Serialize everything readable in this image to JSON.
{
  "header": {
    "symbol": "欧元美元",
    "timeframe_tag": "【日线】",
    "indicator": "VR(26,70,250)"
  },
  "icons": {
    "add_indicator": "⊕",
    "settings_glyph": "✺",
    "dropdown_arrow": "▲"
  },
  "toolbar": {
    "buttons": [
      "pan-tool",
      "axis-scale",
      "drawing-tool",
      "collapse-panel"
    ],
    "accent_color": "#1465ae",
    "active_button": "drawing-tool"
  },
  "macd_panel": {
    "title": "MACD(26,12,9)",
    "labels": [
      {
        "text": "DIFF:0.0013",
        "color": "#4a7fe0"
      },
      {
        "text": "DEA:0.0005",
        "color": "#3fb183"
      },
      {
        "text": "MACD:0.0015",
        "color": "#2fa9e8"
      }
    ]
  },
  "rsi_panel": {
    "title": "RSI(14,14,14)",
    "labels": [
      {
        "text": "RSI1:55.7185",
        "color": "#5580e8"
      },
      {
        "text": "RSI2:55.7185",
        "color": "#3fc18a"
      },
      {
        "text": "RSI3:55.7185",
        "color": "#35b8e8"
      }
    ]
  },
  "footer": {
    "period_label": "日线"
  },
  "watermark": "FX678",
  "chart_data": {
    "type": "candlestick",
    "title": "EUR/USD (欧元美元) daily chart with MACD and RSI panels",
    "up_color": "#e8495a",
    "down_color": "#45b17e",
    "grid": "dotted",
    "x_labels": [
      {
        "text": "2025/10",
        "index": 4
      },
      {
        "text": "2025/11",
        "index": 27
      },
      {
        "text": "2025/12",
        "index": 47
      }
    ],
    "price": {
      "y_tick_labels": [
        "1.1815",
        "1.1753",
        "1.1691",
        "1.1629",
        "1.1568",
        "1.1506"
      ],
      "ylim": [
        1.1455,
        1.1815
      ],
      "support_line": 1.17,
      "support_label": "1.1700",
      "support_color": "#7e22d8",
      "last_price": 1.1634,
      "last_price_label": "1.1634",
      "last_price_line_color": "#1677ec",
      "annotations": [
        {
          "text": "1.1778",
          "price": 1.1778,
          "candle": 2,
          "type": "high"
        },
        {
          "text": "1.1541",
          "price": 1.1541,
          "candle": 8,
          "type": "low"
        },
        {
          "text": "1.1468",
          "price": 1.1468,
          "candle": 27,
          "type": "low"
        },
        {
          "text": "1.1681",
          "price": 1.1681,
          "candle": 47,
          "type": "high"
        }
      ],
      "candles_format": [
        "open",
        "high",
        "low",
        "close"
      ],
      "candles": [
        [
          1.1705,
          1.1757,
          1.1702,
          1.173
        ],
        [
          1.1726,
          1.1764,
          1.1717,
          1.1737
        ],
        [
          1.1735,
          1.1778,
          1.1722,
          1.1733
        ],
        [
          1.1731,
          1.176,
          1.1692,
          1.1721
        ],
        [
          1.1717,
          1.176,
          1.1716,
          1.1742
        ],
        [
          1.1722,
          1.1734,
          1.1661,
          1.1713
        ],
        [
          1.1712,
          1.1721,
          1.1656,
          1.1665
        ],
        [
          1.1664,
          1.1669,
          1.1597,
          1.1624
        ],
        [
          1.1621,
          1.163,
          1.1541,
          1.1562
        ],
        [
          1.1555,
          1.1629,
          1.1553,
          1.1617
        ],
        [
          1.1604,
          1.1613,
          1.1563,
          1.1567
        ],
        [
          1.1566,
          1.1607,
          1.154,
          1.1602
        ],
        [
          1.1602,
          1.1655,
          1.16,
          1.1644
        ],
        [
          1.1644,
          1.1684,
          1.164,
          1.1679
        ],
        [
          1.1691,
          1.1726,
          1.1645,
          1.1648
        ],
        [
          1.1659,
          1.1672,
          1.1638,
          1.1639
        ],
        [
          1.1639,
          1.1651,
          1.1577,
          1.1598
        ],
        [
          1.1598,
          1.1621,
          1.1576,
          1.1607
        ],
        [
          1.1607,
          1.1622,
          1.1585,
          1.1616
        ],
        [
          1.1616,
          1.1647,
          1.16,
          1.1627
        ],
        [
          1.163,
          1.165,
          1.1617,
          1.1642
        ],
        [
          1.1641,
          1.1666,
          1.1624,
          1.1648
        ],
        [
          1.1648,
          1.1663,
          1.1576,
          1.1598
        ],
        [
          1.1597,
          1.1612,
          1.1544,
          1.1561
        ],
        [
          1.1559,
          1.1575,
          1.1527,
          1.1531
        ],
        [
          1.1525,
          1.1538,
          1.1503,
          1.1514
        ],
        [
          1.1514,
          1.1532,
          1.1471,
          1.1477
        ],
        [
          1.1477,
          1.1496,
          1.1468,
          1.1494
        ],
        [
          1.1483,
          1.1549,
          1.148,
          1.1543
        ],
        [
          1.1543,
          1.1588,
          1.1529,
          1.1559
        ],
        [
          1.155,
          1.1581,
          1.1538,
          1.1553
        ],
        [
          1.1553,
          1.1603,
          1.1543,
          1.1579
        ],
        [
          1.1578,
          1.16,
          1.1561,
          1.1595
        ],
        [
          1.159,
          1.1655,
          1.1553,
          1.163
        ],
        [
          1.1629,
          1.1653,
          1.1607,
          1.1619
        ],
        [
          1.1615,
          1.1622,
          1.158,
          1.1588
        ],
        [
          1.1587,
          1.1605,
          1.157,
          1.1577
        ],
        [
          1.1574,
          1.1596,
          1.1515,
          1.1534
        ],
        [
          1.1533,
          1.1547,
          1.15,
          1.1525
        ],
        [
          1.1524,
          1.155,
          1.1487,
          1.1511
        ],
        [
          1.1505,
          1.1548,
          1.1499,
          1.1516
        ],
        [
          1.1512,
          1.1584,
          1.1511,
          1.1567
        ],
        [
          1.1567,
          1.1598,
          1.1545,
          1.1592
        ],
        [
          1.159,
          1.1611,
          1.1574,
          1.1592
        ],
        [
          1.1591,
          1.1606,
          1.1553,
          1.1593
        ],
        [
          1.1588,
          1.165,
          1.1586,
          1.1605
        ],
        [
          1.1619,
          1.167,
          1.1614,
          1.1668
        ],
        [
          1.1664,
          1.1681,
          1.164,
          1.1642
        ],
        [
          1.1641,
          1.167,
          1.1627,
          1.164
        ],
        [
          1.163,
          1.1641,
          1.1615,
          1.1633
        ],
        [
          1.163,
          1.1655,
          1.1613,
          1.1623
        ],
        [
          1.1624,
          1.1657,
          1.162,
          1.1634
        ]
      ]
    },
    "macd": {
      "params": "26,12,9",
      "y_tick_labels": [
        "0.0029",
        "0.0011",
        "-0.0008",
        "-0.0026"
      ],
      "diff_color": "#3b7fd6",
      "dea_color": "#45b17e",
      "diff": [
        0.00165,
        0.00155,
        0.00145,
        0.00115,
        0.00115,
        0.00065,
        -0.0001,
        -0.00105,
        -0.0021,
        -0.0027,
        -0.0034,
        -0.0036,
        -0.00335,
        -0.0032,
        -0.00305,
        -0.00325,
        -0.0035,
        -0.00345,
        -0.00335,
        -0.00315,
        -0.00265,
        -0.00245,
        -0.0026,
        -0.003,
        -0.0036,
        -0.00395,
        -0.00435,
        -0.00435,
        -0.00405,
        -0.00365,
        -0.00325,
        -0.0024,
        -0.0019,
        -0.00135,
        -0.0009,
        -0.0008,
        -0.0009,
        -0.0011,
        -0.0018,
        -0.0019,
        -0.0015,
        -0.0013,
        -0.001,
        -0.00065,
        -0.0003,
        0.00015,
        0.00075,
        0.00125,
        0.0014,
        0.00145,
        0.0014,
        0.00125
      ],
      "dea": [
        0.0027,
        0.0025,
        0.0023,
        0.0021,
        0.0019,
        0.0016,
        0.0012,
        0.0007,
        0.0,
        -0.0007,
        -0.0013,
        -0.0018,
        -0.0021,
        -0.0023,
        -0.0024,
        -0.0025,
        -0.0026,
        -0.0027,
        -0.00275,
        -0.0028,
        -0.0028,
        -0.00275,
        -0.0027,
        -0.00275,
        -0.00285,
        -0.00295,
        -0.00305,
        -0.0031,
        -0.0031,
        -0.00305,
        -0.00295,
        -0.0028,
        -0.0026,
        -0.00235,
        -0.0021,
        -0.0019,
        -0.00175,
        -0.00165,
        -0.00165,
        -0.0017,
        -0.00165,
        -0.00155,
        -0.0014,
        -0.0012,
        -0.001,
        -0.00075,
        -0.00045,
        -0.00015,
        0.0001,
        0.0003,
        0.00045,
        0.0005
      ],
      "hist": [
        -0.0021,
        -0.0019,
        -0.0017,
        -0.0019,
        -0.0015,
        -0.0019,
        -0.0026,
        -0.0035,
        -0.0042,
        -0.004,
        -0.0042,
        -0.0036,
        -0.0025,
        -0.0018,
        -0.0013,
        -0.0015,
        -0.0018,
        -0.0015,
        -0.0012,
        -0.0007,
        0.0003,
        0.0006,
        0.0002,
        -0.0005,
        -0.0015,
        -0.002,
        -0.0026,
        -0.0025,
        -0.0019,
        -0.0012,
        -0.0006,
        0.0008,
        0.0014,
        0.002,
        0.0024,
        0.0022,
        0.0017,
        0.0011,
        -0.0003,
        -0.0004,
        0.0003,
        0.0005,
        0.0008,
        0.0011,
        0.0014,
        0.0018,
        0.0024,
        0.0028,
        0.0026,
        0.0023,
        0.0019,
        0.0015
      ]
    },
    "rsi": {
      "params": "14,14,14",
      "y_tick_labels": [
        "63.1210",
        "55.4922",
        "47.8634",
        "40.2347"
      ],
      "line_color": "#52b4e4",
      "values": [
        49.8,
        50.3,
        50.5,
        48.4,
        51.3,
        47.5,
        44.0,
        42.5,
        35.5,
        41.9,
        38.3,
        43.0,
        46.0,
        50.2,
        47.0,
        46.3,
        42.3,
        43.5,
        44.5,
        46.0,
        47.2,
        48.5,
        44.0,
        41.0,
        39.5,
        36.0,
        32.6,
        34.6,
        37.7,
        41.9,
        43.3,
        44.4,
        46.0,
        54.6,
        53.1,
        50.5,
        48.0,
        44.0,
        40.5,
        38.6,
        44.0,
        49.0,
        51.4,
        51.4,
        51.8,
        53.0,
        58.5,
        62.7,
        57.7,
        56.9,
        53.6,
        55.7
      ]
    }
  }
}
---
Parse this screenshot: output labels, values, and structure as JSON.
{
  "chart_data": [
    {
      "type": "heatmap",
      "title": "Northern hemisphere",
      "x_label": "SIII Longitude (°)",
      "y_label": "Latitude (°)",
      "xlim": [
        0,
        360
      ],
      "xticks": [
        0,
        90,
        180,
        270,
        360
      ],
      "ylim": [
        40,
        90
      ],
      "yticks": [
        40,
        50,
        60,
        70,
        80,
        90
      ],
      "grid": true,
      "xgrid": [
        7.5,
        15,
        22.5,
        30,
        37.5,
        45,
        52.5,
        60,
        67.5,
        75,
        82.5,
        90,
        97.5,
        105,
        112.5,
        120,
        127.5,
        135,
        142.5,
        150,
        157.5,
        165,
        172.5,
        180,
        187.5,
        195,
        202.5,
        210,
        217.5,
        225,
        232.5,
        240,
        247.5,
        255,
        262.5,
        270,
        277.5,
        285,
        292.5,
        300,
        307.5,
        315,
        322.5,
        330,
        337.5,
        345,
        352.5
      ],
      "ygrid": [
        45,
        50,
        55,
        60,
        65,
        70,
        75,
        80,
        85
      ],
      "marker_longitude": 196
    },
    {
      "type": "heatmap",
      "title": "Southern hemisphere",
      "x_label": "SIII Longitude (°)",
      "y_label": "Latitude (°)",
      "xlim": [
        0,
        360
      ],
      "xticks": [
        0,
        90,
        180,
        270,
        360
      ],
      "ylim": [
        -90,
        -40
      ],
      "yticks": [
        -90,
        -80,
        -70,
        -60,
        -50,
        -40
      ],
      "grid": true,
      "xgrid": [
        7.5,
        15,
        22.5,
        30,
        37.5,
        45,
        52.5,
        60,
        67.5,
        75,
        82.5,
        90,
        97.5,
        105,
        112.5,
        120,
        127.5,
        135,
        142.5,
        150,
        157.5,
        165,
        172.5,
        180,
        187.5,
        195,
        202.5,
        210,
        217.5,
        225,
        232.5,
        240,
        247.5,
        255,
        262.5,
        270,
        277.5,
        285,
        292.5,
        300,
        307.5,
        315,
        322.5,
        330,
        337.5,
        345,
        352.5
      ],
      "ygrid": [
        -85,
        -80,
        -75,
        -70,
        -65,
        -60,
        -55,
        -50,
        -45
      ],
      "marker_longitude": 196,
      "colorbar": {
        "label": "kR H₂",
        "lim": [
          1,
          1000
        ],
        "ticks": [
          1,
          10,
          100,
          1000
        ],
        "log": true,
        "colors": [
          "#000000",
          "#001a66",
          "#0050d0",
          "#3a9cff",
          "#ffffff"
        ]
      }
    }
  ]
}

*WHAT THE TASK ASKS*
Copy every line that contains the string "values".

*ANSWER TO THIS EXERCISE*
      "values": [
Parse this screenshot: output labels, values, and structure as JSON.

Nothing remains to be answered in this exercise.